Entries from a visual dataset:
★ ★ ★ ★ ★
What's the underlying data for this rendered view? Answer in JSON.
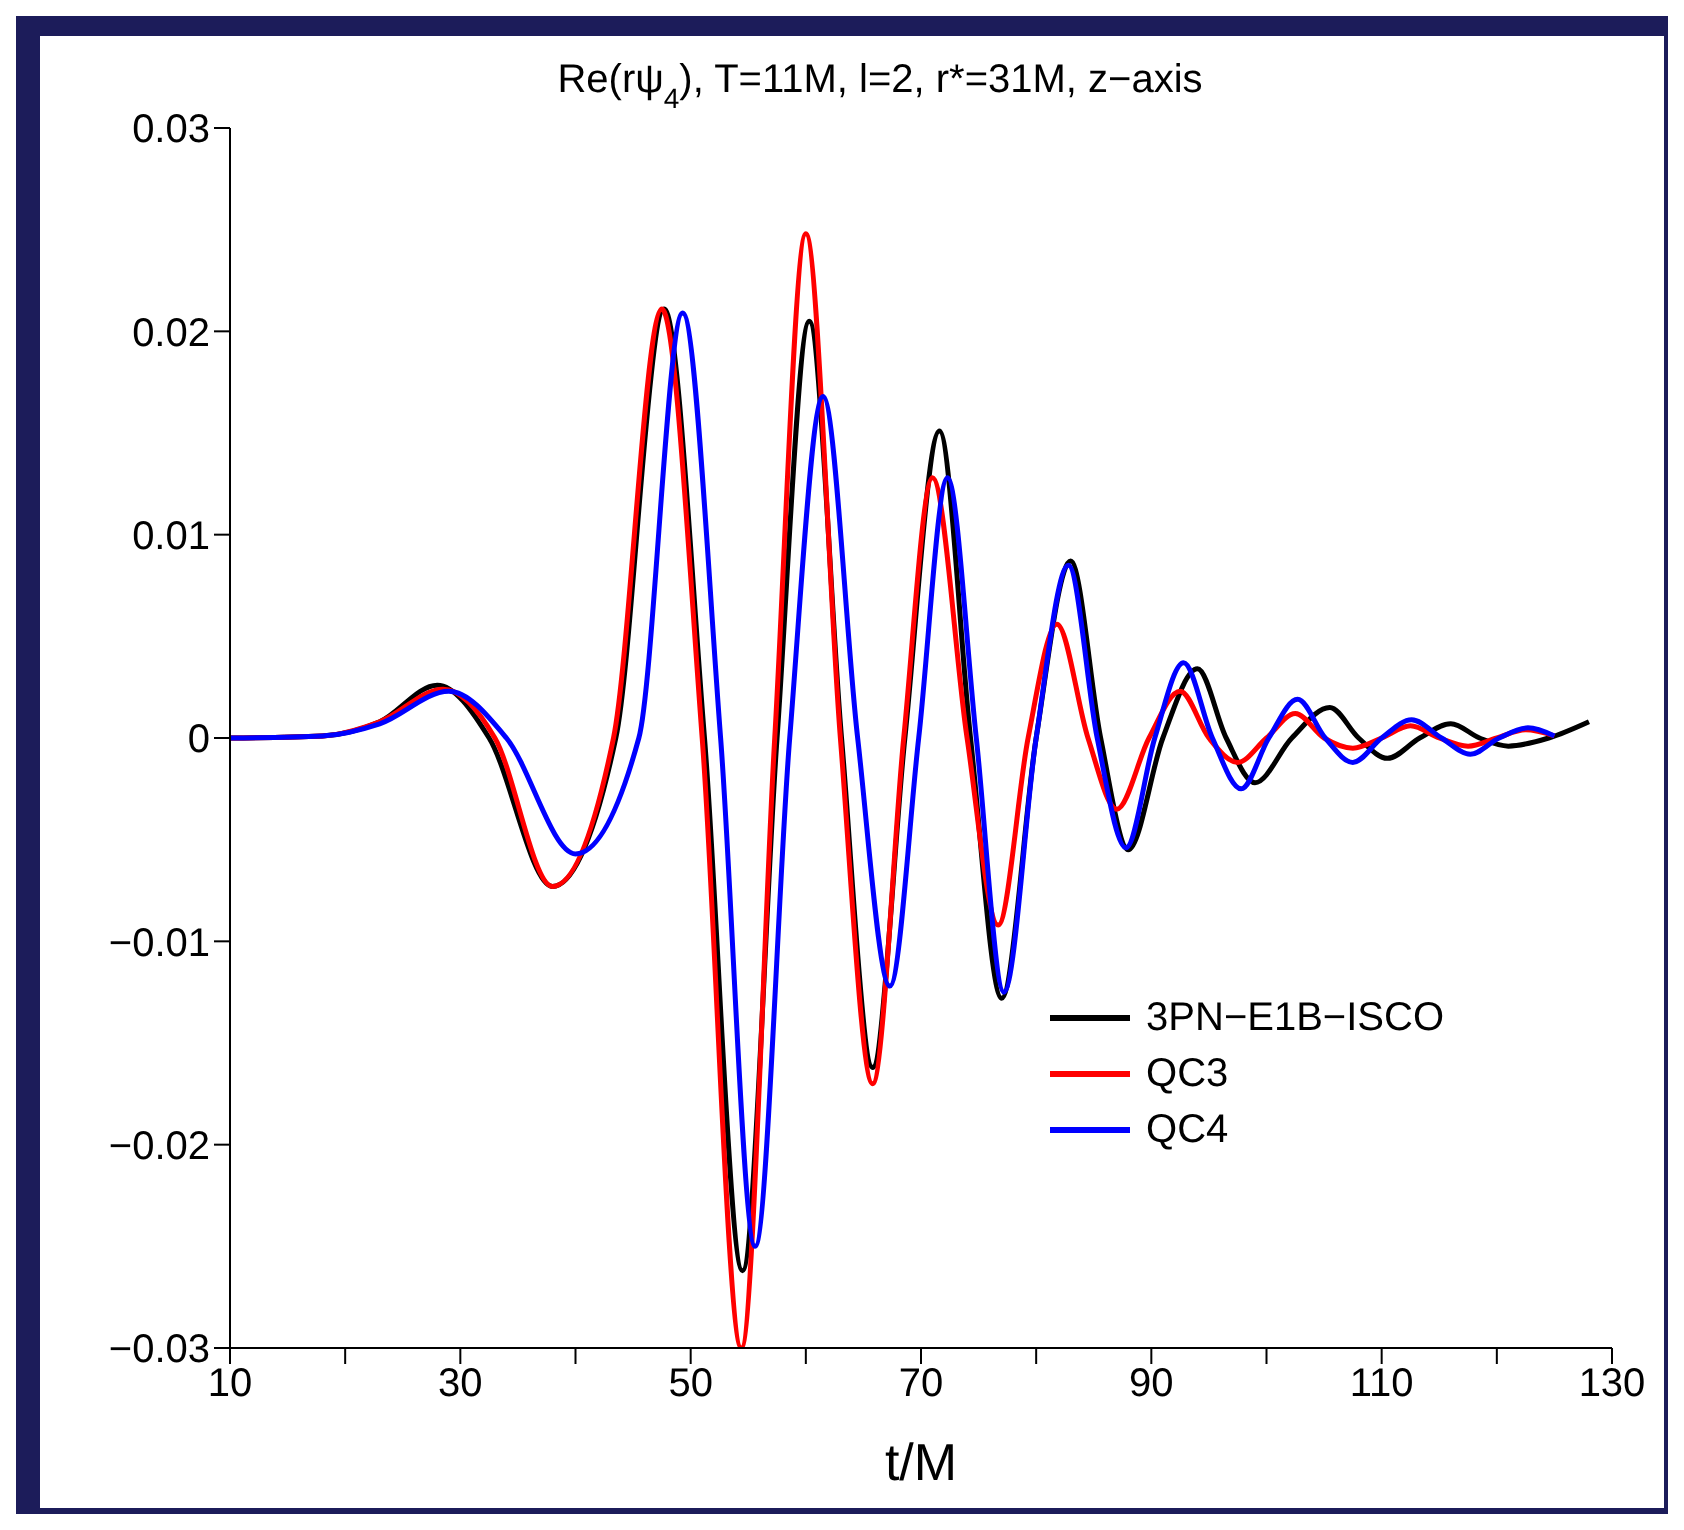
{
  "chart_data": {
    "type": "line",
    "title": "Re(rψ$_{4}$), T=11M, l=2, r*=31M, z−axis",
    "xlabel": "t/M",
    "xlim": [
      10,
      130
    ],
    "xticks": [
      10,
      {
        "value": 20,
        "label": null
      },
      30,
      {
        "value": 40,
        "label": null
      },
      50,
      {
        "value": 60,
        "label": null
      },
      70,
      {
        "value": 80,
        "label": null
      },
      90,
      {
        "value": 100,
        "label": null
      },
      110,
      {
        "value": 120,
        "label": null
      },
      130
    ],
    "ylim": [
      -0.03,
      0.03
    ],
    "yticks": [
      -0.03,
      -0.02,
      -0.01,
      0,
      0.01,
      0.02,
      0.03
    ],
    "grid": false,
    "legend": "bottom right",
    "marker": "none",
    "line_style": "solid",
    "series": [
      {
        "name": "3PN−E1B−ISCO",
        "color": "#000000",
        "x": [
          10,
          18,
          23,
          28,
          32.5,
          38,
          43.5,
          47.7,
          51.2,
          54.5,
          57.5,
          60.3,
          63.1,
          65.8,
          68.6,
          71.6,
          74.3,
          77,
          80,
          83,
          85.6,
          88,
          91,
          94,
          96.5,
          99,
          102.2,
          105.5,
          108,
          110.5,
          113.3,
          116,
          118.5,
          121,
          124.5,
          128
        ],
        "values": [
          0,
          0.0001,
          0.0008,
          0.0026,
          0,
          -0.0073,
          0,
          0.0211,
          0,
          -0.0262,
          0,
          0.0205,
          0,
          -0.0162,
          0,
          0.0151,
          0,
          -0.0128,
          0,
          0.0087,
          0,
          -0.0055,
          0,
          0.0034,
          0,
          -0.0022,
          0,
          0.0015,
          0,
          -0.001,
          0,
          0.0007,
          0,
          -0.0004,
          0,
          0.0008
        ]
      },
      {
        "name": "QC3",
        "color": "#ff0000",
        "x": [
          10,
          18,
          23,
          28.5,
          33,
          38,
          43.3,
          47.5,
          51,
          54.4,
          57.3,
          60,
          63,
          65.8,
          68.5,
          71,
          74,
          76.7,
          79.3,
          81.8,
          84.5,
          87,
          89.8,
          92.5,
          95,
          97.5,
          100,
          102.5,
          105,
          107.5,
          110,
          112.5,
          115,
          117.5,
          120,
          122.5,
          125
        ],
        "values": [
          0,
          0.0001,
          0.0008,
          0.0024,
          0,
          -0.0073,
          0,
          0.0211,
          0,
          -0.03,
          0,
          0.0248,
          0,
          -0.017,
          0,
          0.0128,
          0,
          -0.0092,
          0,
          0.0056,
          0,
          -0.0035,
          0,
          0.0023,
          0,
          -0.0012,
          0,
          0.0012,
          0,
          -0.0005,
          0,
          0.0006,
          0,
          -0.0004,
          0,
          0.0004,
          0.0001
        ]
      },
      {
        "name": "QC4",
        "color": "#0000ff",
        "x": [
          10,
          18,
          23,
          29,
          34,
          40,
          45.5,
          49.3,
          52.6,
          55.6,
          58.6,
          61.5,
          64.5,
          67.3,
          69.8,
          72.3,
          74.8,
          77.2,
          80,
          82.8,
          85.3,
          87.8,
          90.3,
          92.8,
          95.3,
          97.8,
          100.2,
          102.7,
          105.1,
          107.5,
          110,
          112.6,
          115.2,
          117.7,
          120.2,
          122.7,
          125
        ],
        "values": [
          0,
          0.0001,
          0.0007,
          0.0023,
          0,
          -0.0057,
          0,
          0.0209,
          0,
          -0.025,
          0,
          0.0168,
          0,
          -0.0122,
          0,
          0.0128,
          0,
          -0.0125,
          0,
          0.0085,
          0,
          -0.0054,
          0,
          0.0037,
          0,
          -0.0025,
          0,
          0.0019,
          0,
          -0.0012,
          0,
          0.0009,
          0,
          -0.0008,
          0,
          0.0005,
          0.0001
        ]
      }
    ]
  }
}
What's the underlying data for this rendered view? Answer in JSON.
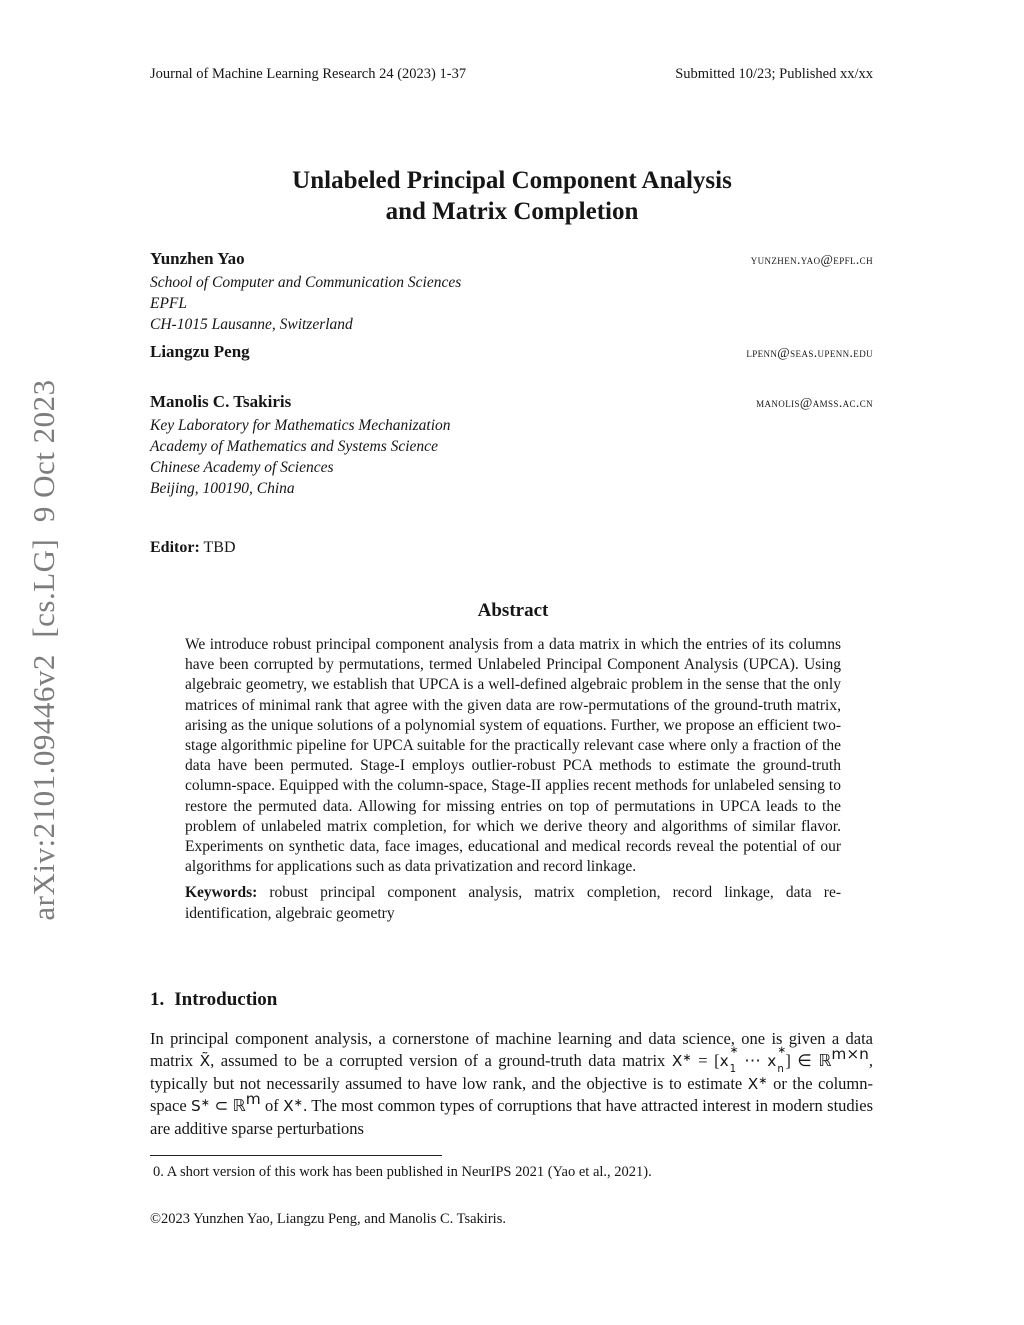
{
  "page": {
    "arxiv_watermark": "arXiv:2101.09446v2  [cs.LG]  9 Oct 2023",
    "header_left": "Journal of Machine Learning Research 24 (2023) 1-37",
    "header_right": "Submitted 10/23; Published xx/xx",
    "title_line1": "Unlabeled Principal Component Analysis",
    "title_line2": "and Matrix Completion"
  },
  "authors": [
    {
      "name": "Yunzhen Yao",
      "email": "yunzhen.yao@epfl.ch",
      "affiliation": [
        "School of Computer and Communication Sciences",
        "EPFL",
        "CH-1015 Lausanne, Switzerland"
      ]
    },
    {
      "name": "Liangzu Peng",
      "email": "lpenn@seas.upenn.edu",
      "affiliation": []
    },
    {
      "name": "Manolis C. Tsakiris",
      "email": "manolis@amss.ac.cn",
      "affiliation": [
        "Key Laboratory for Mathematics Mechanization",
        "Academy of Mathematics and Systems Science",
        "Chinese Academy of Sciences",
        "Beijing, 100190, China"
      ]
    }
  ],
  "editor": {
    "label": "Editor:",
    "value": "TBD"
  },
  "abstract": {
    "heading": "Abstract",
    "body": "We introduce robust principal component analysis from a data matrix in which the entries of its columns have been corrupted by permutations, termed Unlabeled Principal Component Analysis (UPCA). Using algebraic geometry, we establish that UPCA is a well-defined algebraic problem in the sense that the only matrices of minimal rank that agree with the given data are row-permutations of the ground-truth matrix, arising as the unique solutions of a polynomial system of equations. Further, we propose an efficient two-stage algorithmic pipeline for UPCA suitable for the practically relevant case where only a fraction of the data have been permuted. Stage-I employs outlier-robust PCA methods to estimate the ground-truth column-space. Equipped with the column-space, Stage-II applies recent methods for unlabeled sensing to restore the permuted data. Allowing for missing entries on top of permutations in UPCA leads to the problem of unlabeled matrix completion, for which we derive theory and algorithms of similar flavor. Experiments on synthetic data, face images, educational and medical records reveal the potential of our algorithms for applications such as data privatization and record linkage.",
    "keywords_label": "Keywords:",
    "keywords": "robust principal component analysis, matrix completion, record linkage, data re-identification, algebraic geometry"
  },
  "introduction": {
    "number": "1.",
    "title": "Introduction",
    "paragraph_html": "In principal component analysis, a cornerstone of machine learning and data science, one is given a data matrix <span class='ms'>X&#771;</span>, assumed to be a corrupted version of a ground-truth data matrix <span class='ms'>X</span><sup>&#8727;</sup> = [<span class='ms'>x</span><span class='stk'><sup>&#8727;</sup><sub>1</sub></span> &#8943; <span class='ms'>x</span><span class='stk'><sup>&#8727;</sup><sub>n</sub></span>] &#8712; &#8477;<sup class='ms'>m&#215;n</sup>, typically but not necessarily assumed to have low rank, and the objective is to estimate <span class='ms'>X</span><sup>&#8727;</sup> or the column-space <span class='ms'>S</span><sup>&#8727;</sup> &#8834; &#8477;<sup class='ms'>m</sup> of <span class='ms'>X</span><sup>&#8727;</sup>. The most common types of corruptions that have attracted interest in modern studies are additive sparse perturbations"
  },
  "footnote": "0. A short version of this work has been published in NeurIPS 2021 (Yao et al., 2021).",
  "copyright": "©2023 Yunzhen Yao, Liangzu Peng, and Manolis C. Tsakiris."
}
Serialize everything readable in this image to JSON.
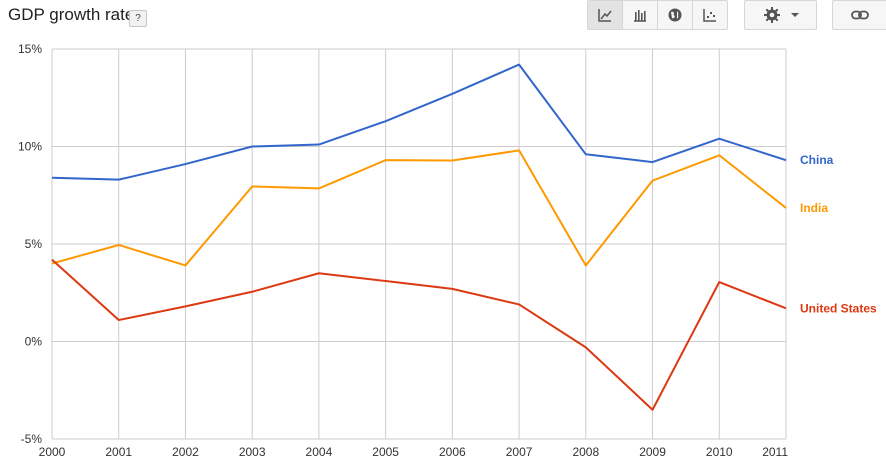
{
  "header": {
    "title": "GDP growth rate",
    "help_label": "?"
  },
  "toolbar": {
    "chart_type_buttons": [
      "line-chart-icon",
      "bar-chart-icon",
      "map-icon",
      "scatter-chart-icon"
    ],
    "active": "line-chart-icon",
    "settings_icon": "gear-icon",
    "dropdown_icon": "caret-down-icon",
    "link_icon": "link-icon"
  },
  "chart_data": {
    "type": "line",
    "title": "GDP growth rate",
    "x": [
      "2000",
      "2001",
      "2002",
      "2003",
      "2004",
      "2005",
      "2006",
      "2007",
      "2008",
      "2009",
      "2010",
      "2011"
    ],
    "ylim": [
      -5,
      15
    ],
    "yticks": [
      "15%",
      "10%",
      "5%",
      "0%",
      "-5%"
    ],
    "ytick_values": [
      15,
      10,
      5,
      0,
      -5
    ],
    "grid": true,
    "legend": "right, inline at line ends",
    "series": [
      {
        "name": "China",
        "color": "#3366cc",
        "values": [
          8.4,
          8.3,
          9.1,
          10.0,
          10.1,
          11.3,
          12.7,
          14.2,
          9.6,
          9.2,
          10.4,
          9.3
        ]
      },
      {
        "name": "India",
        "color": "#ff9900",
        "values": [
          4.0,
          4.95,
          3.9,
          7.95,
          7.85,
          9.3,
          9.28,
          9.8,
          3.9,
          8.25,
          9.55,
          6.85
        ]
      },
      {
        "name": "United States",
        "color": "#dc3912",
        "values": [
          4.2,
          1.1,
          1.8,
          2.55,
          3.5,
          3.1,
          2.7,
          1.9,
          -0.3,
          -3.5,
          3.05,
          1.7
        ]
      }
    ]
  }
}
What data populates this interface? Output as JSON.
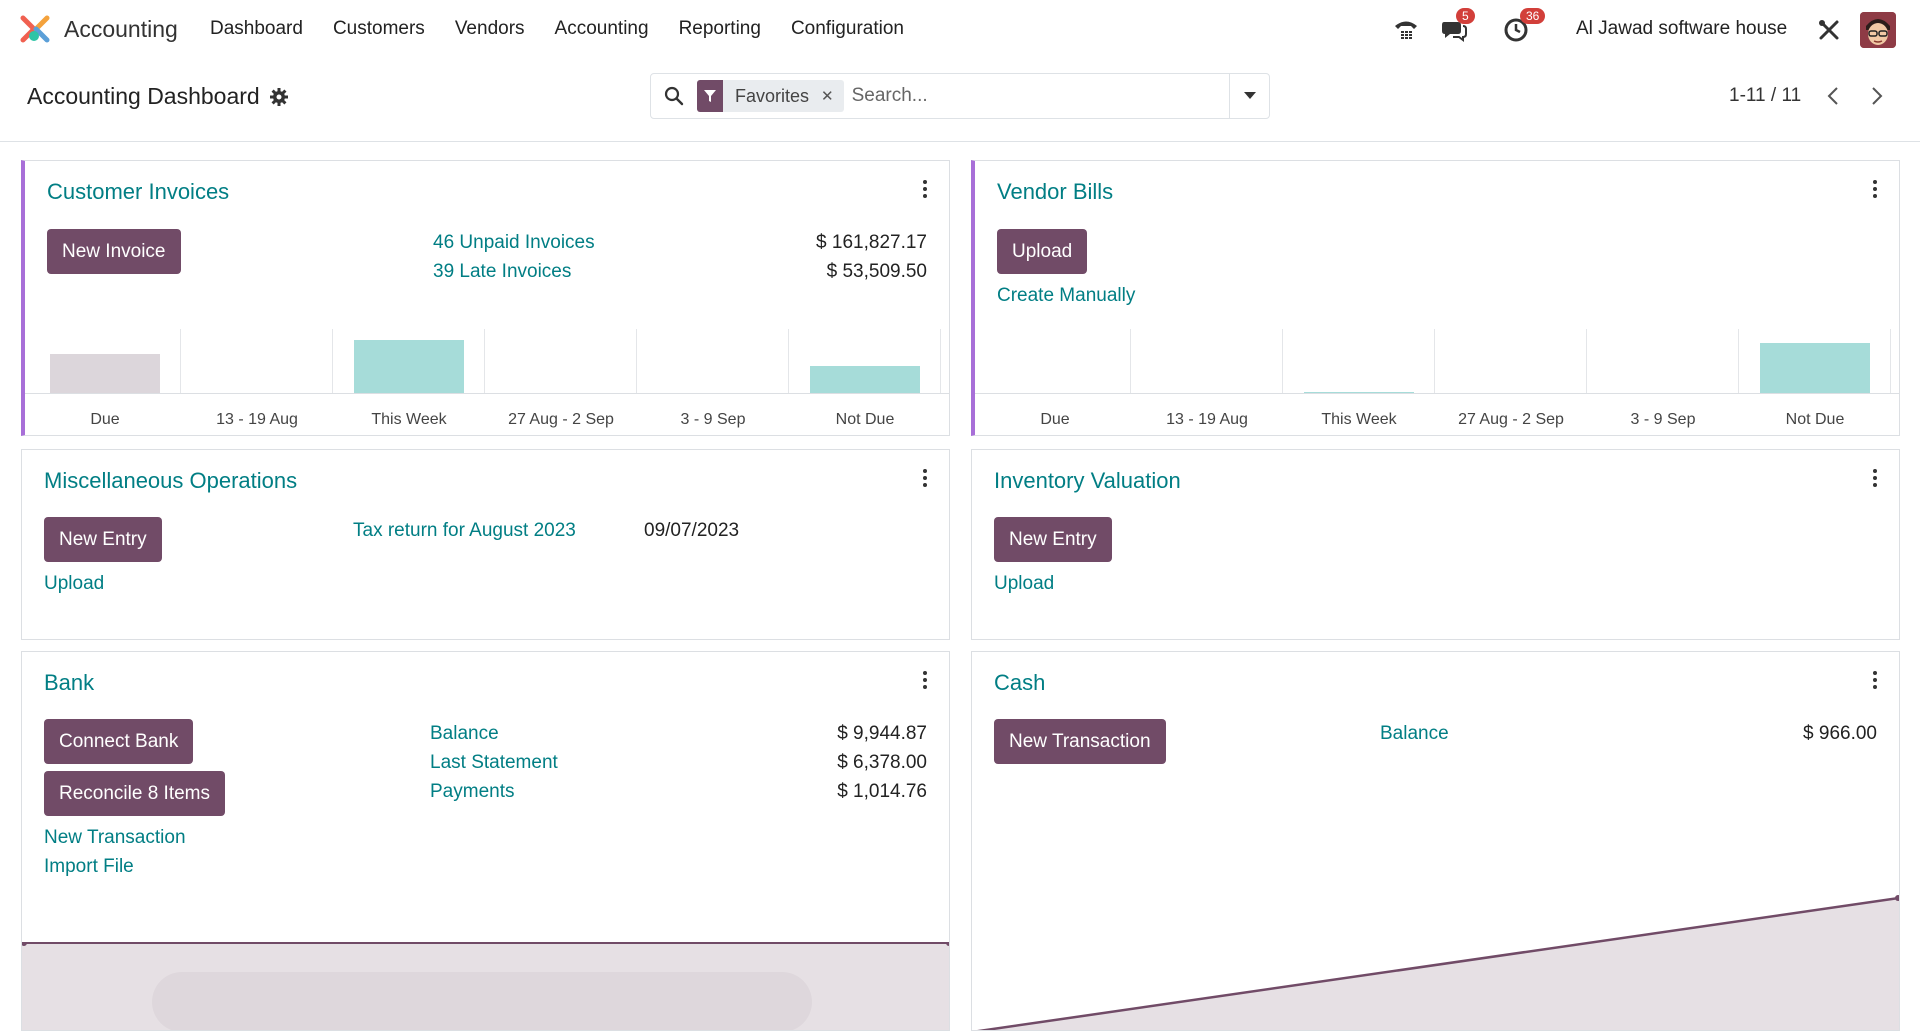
★ ★ ★ ★ ★
→ Exercise objective: Select all lines with the word "been" from the entries above.

→ Full solution:
    "body": "We introduce robust principal component analysis from a data matrix in which the entries of its columns have been corrupted by permutations, termed Unlabeled Principal Component Analysis (UPCA). Using algebraic geometry, we establish that UPCA is a well-defined algebraic problem in the sense that the only matrices of minimal rank that agree with the given data are row-permutations of the ground-truth matrix, arising as the unique solutions of a polynomial system of equations. Further, we propose an efficient two-stage algorithmic pipeline for UPCA suitable for the practically relevant case where only a fraction of the data have been permuted. Stage-I employs outlier-robust PCA methods to estimate the ground-truth column-space. Equipped with the column-space, Stage-II applies recent methods for unlabeled sensing to restore the permuted data. Allowing for missing entries on top of permutations in UPCA leads to the problem of unlabeled matrix completion, for which we derive theory and algorithms of similar flavor. Experiments on synthetic data, face images, educational and medical records reveal the potential of our algorithms for applications such as data privatization and record linkage.",
  "footnote": "0. A short version of this work has been published in NeurIPS 2021 (Yao et al., 2021).",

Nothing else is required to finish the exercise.